• _What you will do_: Would you reproduce each of the rows below, character for character and in the same order?

• _Dataset content_:
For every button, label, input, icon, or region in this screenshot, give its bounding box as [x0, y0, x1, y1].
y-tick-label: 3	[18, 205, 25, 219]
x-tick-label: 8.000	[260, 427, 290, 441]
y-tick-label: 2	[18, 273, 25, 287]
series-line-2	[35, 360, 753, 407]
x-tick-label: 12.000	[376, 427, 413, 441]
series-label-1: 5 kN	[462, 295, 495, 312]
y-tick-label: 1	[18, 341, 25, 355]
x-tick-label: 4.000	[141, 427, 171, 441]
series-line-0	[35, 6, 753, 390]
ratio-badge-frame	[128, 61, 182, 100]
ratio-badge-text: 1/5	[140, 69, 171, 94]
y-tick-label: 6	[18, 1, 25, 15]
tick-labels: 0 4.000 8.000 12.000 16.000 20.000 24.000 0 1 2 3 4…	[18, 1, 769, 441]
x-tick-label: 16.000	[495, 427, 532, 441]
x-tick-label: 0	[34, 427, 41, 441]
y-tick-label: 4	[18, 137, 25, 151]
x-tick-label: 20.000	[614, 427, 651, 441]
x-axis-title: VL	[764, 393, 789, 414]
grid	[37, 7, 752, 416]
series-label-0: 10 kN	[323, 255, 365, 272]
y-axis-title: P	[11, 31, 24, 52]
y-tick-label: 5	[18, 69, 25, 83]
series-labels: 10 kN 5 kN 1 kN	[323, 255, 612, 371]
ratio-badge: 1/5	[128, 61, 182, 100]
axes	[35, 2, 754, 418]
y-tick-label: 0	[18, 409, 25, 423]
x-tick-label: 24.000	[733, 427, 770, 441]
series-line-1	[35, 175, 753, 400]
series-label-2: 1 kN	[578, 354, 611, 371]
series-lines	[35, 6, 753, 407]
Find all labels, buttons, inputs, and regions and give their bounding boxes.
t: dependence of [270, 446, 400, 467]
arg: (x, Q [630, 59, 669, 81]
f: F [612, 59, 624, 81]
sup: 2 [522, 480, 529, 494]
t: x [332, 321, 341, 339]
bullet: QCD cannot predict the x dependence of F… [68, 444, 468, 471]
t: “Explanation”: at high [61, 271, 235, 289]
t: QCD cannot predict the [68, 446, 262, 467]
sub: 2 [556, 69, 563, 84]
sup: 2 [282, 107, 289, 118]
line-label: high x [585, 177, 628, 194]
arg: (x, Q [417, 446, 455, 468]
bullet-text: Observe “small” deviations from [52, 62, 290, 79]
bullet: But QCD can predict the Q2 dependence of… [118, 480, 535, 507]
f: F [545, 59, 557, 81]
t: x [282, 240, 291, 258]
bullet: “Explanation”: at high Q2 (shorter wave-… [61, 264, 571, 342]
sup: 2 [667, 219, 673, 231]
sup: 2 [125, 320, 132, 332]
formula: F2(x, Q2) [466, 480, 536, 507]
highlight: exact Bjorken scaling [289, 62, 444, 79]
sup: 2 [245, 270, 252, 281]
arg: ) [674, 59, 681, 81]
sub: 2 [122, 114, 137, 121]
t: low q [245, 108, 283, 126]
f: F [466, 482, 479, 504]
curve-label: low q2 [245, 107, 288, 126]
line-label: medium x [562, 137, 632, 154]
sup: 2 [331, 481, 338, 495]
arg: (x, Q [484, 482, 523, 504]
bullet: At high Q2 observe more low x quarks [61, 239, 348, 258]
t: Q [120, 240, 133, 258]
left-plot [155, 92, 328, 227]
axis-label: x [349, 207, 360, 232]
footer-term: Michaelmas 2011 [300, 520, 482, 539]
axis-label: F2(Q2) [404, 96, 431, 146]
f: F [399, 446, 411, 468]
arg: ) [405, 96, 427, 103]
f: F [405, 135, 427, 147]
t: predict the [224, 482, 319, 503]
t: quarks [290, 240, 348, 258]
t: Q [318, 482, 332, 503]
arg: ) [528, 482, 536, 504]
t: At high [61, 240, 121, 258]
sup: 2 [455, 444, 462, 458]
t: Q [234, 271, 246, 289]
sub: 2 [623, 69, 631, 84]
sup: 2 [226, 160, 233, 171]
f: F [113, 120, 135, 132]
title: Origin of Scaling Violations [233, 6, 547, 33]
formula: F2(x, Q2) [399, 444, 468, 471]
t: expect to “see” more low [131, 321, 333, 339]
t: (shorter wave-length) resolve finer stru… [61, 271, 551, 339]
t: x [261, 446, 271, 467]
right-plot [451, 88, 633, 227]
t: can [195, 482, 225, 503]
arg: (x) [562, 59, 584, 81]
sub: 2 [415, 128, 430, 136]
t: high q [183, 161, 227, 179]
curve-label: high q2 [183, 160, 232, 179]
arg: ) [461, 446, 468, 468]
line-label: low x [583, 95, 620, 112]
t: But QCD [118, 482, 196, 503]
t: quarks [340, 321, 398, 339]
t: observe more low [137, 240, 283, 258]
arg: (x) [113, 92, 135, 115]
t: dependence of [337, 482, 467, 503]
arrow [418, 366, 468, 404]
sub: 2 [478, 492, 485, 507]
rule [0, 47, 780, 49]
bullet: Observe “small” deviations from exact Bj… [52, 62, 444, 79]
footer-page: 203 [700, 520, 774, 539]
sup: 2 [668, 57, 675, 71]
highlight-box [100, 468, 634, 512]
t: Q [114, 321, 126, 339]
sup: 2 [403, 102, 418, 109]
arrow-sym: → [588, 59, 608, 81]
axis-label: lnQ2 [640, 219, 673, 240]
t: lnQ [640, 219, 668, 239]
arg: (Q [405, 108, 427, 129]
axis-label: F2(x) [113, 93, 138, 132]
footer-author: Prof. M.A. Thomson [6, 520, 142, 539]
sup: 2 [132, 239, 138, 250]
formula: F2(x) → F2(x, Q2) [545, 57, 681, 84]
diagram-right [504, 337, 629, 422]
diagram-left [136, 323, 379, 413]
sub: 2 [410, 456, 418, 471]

• _Result_:
For every button, label, input, icon, or region in this screenshot, give its bounding box as [x0, y0, x1, y1].
y-tick-label: 3	[18, 205, 25, 219]
x-tick-label: 8.000	[260, 427, 290, 441]
y-tick-label: 2	[18, 273, 25, 287]
series-line-2	[35, 360, 753, 407]
x-tick-label: 12.000	[376, 427, 413, 441]
series-label-1: 5 kN	[462, 295, 495, 312]
y-tick-label: 1	[18, 341, 25, 355]
x-tick-label: 4.000	[141, 427, 171, 441]
series-line-0	[35, 6, 753, 390]
ratio-badge-frame	[128, 61, 182, 100]
ratio-badge-text: 1/5	[140, 69, 171, 94]
y-tick-label: 6	[18, 1, 25, 15]
tick-labels: 0 4.000 8.000 12.000 16.000 20.000 24.000 0 1 2 3 4…	[18, 1, 769, 441]
x-tick-label: 16.000	[495, 427, 532, 441]
x-tick-label: 0	[34, 427, 41, 441]
y-tick-label: 4	[18, 137, 25, 151]
x-tick-label: 20.000	[614, 427, 651, 441]
x-axis-title: VL	[764, 393, 789, 414]
grid	[37, 7, 752, 416]
series-label-0: 10 kN	[323, 255, 365, 272]
y-axis-title: P	[11, 31, 24, 52]
y-tick-label: 5	[18, 69, 25, 83]
series-labels: 10 kN 5 kN 1 kN	[323, 255, 612, 371]
ratio-badge: 1/5	[128, 61, 182, 100]
axes	[35, 2, 754, 418]
y-tick-label: 0	[18, 409, 25, 423]
x-tick-label: 24.000	[733, 427, 770, 441]
series-line-1	[35, 175, 753, 400]
series-label-2: 1 kN	[578, 354, 611, 371]
series-lines	[35, 6, 753, 407]
Find all labels, buttons, inputs, and regions and give their bounding boxes.
t: dependence of [270, 446, 400, 467]
arg: (x, Q [630, 59, 669, 81]
f: F [612, 59, 624, 81]
sup: 2 [522, 480, 529, 494]
t: x [332, 321, 341, 339]
bullet: QCD cannot predict the x dependence of F… [68, 444, 468, 471]
t: “Explanation”: at high [61, 271, 235, 289]
t: QCD cannot predict the [68, 446, 262, 467]
sub: 2 [556, 69, 563, 84]
sup: 2 [282, 107, 289, 118]
line-label: high x [585, 177, 628, 194]
arg: (x, Q [417, 446, 455, 468]
bullet-text: Observe “small” deviations from [52, 62, 290, 79]
bullet: But QCD can predict the Q2 dependence of… [118, 480, 535, 507]
f: F [545, 59, 557, 81]
t: x [282, 240, 291, 258]
bullet: “Explanation”: at high Q2 (shorter wave-… [61, 264, 571, 342]
sup: 2 [667, 219, 673, 231]
sup: 2 [125, 320, 132, 332]
formula: F2(x, Q2) [466, 480, 536, 507]
highlight: exact Bjorken scaling [289, 62, 444, 79]
sup: 2 [245, 270, 252, 281]
arg: ) [674, 59, 681, 81]
sub: 2 [122, 114, 137, 121]
t: low q [245, 108, 283, 126]
f: F [466, 482, 479, 504]
curve-label: low q2 [245, 107, 288, 126]
line-label: medium x [562, 137, 632, 154]
sup: 2 [331, 481, 338, 495]
arg: (x, Q [484, 482, 523, 504]
bullet: At high Q2 observe more low x quarks [61, 239, 348, 258]
t: Q [120, 240, 133, 258]
left-plot [155, 92, 328, 227]
axis-label: x [349, 207, 360, 232]
footer-term: Michaelmas 2011 [300, 520, 482, 539]
axis-label: F2(Q2) [404, 96, 431, 146]
f: F [399, 446, 411, 468]
arg: ) [405, 96, 427, 103]
f: F [405, 135, 427, 147]
t: predict the [224, 482, 319, 503]
t: quarks [290, 240, 348, 258]
t: Q [318, 482, 332, 503]
arg: ) [528, 482, 536, 504]
t: At high [61, 240, 121, 258]
sup: 2 [455, 444, 462, 458]
t: Q [234, 271, 246, 289]
sub: 2 [623, 69, 631, 84]
sup: 2 [226, 160, 233, 171]
f: F [113, 120, 135, 132]
title: Origin of Scaling Violations [233, 6, 547, 33]
formula: F2(x, Q2) [399, 444, 468, 471]
t: expect to “see” more low [131, 321, 333, 339]
t: (shorter wave-length) resolve finer stru… [61, 271, 551, 339]
t: x [261, 446, 271, 467]
right-plot [451, 88, 633, 227]
t: can [195, 482, 225, 503]
arg: (x) [562, 59, 584, 81]
sub: 2 [415, 128, 430, 136]
t: high q [183, 161, 227, 179]
curve-label: high q2 [183, 160, 232, 179]
arg: ) [461, 446, 468, 468]
line-label: low x [583, 95, 620, 112]
t: But QCD [118, 482, 196, 503]
t: quarks [340, 321, 398, 339]
t: observe more low [137, 240, 283, 258]
arg: (x) [113, 92, 135, 115]
t: dependence of [337, 482, 467, 503]
arrow [418, 366, 468, 404]
sub: 2 [478, 492, 485, 507]
rule [0, 47, 780, 49]
bullet: Observe “small” deviations from exact Bj… [52, 62, 444, 79]
footer-page: 203 [700, 520, 774, 539]
sup: 2 [668, 57, 675, 71]
highlight-box [100, 468, 634, 512]
t: Q [114, 321, 126, 339]
sup: 2 [403, 102, 418, 109]
arrow-sym: → [588, 59, 608, 81]
axis-label: lnQ2 [640, 219, 673, 240]
t: lnQ [640, 219, 668, 239]
arg: (Q [405, 108, 427, 129]
axis-label: F2(x) [113, 93, 138, 132]
footer-author: Prof. M.A. Thomson [6, 520, 142, 539]
sup: 2 [132, 239, 138, 250]
formula: F2(x) → F2(x, Q2) [545, 57, 681, 84]
diagram-right [504, 337, 629, 422]
diagram-left [136, 323, 379, 413]
sub: 2 [410, 456, 418, 471]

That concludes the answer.